### Lines of data

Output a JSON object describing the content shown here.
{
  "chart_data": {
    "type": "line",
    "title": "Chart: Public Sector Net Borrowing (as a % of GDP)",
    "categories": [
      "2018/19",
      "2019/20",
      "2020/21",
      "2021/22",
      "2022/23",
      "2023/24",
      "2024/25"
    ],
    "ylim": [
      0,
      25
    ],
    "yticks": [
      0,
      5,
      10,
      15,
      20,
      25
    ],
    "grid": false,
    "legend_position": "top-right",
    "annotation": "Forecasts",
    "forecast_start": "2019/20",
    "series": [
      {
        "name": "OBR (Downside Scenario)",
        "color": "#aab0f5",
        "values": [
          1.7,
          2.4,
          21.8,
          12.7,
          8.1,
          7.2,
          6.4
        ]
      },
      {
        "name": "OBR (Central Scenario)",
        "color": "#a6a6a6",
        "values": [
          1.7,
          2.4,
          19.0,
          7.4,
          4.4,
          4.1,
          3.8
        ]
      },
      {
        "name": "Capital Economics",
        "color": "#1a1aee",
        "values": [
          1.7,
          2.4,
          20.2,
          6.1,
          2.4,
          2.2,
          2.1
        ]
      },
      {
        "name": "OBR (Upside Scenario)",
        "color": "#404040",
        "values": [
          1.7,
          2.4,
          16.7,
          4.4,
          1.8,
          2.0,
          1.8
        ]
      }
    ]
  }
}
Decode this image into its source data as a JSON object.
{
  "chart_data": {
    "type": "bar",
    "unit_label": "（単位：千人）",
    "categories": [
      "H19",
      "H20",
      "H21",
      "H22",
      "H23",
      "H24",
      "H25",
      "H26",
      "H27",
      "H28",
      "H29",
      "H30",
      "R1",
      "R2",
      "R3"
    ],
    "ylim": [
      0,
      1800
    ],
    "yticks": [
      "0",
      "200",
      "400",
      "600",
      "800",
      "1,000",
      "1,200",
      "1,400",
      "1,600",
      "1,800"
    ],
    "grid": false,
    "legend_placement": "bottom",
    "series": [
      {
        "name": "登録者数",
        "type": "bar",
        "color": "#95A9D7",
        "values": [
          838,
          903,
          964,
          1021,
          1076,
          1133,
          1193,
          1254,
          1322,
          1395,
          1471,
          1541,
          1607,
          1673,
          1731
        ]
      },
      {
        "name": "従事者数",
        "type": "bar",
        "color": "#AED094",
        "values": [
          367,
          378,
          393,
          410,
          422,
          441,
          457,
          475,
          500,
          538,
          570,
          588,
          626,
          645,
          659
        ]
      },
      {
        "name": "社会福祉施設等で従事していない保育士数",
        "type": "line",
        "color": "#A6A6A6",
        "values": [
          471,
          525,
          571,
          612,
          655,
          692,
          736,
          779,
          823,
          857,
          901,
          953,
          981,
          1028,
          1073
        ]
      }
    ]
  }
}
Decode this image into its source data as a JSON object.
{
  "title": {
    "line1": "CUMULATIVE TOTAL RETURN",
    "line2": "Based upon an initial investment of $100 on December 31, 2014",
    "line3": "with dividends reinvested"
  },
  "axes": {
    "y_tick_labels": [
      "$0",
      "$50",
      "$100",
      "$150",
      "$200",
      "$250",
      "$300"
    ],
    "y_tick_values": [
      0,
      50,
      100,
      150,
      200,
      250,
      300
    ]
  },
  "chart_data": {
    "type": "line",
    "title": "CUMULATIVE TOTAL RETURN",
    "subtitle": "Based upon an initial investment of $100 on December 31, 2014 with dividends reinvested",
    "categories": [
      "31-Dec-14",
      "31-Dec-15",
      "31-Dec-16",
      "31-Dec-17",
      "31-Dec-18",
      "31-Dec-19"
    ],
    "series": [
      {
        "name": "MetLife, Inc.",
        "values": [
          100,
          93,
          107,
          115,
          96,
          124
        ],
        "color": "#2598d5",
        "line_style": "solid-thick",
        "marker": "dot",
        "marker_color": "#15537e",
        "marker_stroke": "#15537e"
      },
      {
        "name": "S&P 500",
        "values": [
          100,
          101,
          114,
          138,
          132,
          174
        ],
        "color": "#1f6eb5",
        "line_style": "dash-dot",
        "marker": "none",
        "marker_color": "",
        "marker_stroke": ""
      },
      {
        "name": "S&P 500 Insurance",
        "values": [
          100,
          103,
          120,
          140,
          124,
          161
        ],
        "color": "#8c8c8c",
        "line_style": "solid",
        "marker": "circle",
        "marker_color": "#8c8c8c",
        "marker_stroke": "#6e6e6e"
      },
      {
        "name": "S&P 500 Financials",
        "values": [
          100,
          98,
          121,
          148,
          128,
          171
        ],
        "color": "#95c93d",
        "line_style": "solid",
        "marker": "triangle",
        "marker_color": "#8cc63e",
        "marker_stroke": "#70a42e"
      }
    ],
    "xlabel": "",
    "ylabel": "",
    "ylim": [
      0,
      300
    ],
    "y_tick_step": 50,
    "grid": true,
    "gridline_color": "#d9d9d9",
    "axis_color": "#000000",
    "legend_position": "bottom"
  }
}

### TO BE DONE
All lines in the data that contain the word "dividends" should be copied.

### RESPONSE FOR THIS EXERCISE
    "line3": "with dividends reinvested"
    "subtitle": "Based upon an initial investment of $100 on December 31, 2014 with dividends reinvested",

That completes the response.